> Work to be completed
Count the lines in the entries that contain the string "Weiterverbreitung". State nothing but the number.

+++

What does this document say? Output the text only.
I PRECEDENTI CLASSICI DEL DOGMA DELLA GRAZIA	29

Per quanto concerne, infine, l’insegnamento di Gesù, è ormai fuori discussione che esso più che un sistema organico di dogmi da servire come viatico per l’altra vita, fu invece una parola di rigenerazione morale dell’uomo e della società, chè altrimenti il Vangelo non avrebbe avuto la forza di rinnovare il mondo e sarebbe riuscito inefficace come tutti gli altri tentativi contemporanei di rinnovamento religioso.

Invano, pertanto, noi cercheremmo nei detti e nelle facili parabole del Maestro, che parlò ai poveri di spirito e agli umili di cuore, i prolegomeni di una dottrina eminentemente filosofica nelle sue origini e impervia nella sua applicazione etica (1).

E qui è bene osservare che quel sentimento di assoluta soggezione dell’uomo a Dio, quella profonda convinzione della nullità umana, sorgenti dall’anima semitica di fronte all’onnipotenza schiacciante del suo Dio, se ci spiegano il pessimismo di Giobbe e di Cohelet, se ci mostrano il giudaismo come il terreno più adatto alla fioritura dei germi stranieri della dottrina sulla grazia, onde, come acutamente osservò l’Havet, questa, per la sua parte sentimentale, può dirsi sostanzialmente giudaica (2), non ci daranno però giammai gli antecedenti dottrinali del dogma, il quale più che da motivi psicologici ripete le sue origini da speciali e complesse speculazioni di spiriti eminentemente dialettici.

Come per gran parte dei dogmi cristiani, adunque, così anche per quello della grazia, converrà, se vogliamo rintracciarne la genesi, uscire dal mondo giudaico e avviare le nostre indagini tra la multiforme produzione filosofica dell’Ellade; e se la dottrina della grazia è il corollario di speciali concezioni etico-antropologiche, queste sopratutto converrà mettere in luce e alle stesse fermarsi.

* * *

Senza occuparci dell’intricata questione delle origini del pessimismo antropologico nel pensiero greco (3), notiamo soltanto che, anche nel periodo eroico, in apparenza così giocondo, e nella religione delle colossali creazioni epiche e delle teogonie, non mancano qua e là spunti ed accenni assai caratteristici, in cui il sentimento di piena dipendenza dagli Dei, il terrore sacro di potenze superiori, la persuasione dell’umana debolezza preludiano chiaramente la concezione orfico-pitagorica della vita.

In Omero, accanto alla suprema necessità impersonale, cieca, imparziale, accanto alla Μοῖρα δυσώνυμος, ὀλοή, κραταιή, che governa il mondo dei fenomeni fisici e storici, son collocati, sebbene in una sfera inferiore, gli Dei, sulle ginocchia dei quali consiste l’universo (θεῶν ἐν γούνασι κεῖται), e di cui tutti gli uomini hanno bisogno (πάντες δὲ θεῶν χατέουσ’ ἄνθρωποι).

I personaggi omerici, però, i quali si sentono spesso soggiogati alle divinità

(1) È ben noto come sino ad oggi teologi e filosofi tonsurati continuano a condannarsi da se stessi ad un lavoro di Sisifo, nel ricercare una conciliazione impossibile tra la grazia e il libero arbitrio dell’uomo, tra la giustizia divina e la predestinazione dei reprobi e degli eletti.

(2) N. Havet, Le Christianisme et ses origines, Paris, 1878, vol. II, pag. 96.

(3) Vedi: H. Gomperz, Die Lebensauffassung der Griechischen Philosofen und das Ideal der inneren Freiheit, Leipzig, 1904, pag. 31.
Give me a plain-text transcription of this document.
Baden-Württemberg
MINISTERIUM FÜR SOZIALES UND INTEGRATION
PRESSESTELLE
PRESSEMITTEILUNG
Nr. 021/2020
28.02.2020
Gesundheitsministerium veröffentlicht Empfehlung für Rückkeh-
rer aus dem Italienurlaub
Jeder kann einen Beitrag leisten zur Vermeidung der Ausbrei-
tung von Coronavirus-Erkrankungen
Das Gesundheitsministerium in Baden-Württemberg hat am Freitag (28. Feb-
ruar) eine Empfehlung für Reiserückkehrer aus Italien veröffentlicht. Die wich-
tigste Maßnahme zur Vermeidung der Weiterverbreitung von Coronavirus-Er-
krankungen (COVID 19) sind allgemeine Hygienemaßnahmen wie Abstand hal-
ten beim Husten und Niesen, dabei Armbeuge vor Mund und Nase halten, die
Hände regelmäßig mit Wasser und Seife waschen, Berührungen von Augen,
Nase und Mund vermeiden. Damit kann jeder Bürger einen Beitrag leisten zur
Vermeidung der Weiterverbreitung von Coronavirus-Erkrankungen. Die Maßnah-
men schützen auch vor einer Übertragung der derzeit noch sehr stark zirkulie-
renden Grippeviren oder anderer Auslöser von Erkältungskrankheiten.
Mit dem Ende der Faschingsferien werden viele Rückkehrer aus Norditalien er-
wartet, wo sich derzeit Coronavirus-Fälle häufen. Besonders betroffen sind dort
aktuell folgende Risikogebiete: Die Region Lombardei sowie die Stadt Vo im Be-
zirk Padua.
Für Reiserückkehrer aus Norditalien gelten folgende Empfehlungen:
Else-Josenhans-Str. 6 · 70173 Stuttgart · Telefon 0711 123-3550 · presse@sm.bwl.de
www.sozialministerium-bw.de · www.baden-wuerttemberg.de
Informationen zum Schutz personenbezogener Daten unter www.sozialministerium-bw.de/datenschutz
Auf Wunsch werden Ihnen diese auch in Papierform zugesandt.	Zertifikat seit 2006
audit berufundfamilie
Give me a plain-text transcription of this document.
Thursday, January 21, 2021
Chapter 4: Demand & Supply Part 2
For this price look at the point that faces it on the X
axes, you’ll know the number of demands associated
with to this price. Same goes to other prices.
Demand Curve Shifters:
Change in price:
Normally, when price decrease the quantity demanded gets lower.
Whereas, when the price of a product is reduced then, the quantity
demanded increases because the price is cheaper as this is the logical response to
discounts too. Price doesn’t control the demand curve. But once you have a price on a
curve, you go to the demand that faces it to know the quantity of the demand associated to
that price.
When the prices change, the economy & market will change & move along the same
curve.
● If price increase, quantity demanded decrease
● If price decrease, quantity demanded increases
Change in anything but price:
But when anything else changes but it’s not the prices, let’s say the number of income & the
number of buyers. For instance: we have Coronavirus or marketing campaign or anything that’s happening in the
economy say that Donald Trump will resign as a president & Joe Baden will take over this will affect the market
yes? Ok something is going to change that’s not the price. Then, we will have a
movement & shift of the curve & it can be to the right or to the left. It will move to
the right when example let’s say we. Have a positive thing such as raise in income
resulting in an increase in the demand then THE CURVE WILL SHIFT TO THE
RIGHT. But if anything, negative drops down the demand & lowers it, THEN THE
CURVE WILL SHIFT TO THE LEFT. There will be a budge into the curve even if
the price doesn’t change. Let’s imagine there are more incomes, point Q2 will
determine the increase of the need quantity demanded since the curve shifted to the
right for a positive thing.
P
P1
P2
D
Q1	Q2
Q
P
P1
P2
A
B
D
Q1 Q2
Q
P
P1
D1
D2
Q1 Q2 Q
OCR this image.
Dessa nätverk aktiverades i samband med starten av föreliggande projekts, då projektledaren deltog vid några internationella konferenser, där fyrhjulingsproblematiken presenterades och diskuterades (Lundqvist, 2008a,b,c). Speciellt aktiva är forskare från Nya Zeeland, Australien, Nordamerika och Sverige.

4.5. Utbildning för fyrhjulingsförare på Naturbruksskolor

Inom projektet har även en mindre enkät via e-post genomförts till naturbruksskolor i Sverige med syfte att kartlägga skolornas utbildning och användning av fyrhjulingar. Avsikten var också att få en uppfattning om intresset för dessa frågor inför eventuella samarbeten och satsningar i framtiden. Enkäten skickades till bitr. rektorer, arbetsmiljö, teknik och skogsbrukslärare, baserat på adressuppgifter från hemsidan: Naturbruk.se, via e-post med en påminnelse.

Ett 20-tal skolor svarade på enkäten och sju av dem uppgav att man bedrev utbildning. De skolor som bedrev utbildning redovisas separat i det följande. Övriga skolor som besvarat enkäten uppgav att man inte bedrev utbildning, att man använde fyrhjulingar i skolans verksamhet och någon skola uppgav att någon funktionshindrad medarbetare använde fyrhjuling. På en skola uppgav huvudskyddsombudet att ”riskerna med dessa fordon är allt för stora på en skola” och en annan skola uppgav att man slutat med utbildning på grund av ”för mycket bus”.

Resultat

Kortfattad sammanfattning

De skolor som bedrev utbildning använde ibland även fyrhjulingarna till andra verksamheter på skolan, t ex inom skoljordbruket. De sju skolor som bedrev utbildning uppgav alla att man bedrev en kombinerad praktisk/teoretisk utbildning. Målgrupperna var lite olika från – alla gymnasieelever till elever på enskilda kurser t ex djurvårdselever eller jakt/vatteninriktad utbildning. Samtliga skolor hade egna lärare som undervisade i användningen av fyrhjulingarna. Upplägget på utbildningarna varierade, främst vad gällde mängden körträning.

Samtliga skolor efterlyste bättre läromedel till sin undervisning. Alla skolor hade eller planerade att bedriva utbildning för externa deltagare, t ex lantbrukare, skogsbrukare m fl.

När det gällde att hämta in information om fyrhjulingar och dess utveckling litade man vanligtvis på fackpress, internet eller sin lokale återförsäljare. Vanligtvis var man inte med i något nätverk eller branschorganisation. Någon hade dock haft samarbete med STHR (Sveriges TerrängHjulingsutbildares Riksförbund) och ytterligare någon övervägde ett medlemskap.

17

+++

> Solution to this problem
2